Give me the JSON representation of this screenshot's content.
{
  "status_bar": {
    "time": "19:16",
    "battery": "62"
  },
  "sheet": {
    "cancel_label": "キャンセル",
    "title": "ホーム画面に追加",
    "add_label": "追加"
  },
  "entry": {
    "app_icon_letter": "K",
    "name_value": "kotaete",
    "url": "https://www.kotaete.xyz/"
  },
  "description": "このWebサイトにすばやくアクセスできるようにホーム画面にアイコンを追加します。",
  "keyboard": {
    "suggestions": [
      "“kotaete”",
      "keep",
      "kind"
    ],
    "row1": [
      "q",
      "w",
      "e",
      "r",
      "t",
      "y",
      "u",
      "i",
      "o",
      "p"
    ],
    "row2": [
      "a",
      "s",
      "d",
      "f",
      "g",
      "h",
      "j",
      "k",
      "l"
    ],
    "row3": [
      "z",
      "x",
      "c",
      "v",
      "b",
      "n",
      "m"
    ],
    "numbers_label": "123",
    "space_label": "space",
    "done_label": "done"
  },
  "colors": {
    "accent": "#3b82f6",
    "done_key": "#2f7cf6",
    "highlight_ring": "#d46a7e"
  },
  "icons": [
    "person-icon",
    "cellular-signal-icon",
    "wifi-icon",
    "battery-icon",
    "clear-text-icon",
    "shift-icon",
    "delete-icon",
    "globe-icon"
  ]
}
----
**EXERCISE DIRECTIONS**:
Go through the records above and set each one down exactly, please.

**EXERCISE RESULT**:
Give me the JSON representation of this screenshot's content.
{
  "status_bar": {
    "time": "19:16",
    "battery": "62"
  },
  "sheet": {
    "cancel_label": "キャンセル",
    "title": "ホーム画面に追加",
    "add_label": "追加"
  },
  "entry": {
    "app_icon_letter": "K",
    "name_value": "kotaete",
    "url": "https://www.kotaete.xyz/"
  },
  "description": "このWebサイトにすばやくアクセスできるようにホーム画面にアイコンを追加します。",
  "keyboard": {
    "suggestions": [
      "“kotaete”",
      "keep",
      "kind"
    ],
    "row1": [
      "q",
      "w",
      "e",
      "r",
      "t",
      "y",
      "u",
      "i",
      "o",
      "p"
    ],
    "row2": [
      "a",
      "s",
      "d",
      "f",
      "g",
      "h",
      "j",
      "k",
      "l"
    ],
    "row3": [
      "z",
      "x",
      "c",
      "v",
      "b",
      "n",
      "m"
    ],
    "numbers_label": "123",
    "space_label": "space",
    "done_label": "done"
  },
  "colors": {
    "accent": "#3b82f6",
    "done_key": "#2f7cf6",
    "highlight_ring": "#d46a7e"
  },
  "icons": [
    "person-icon",
    "cellular-signal-icon",
    "wifi-icon",
    "battery-icon",
    "clear-text-icon",
    "shift-icon",
    "delete-icon",
    "globe-icon"
  ]
}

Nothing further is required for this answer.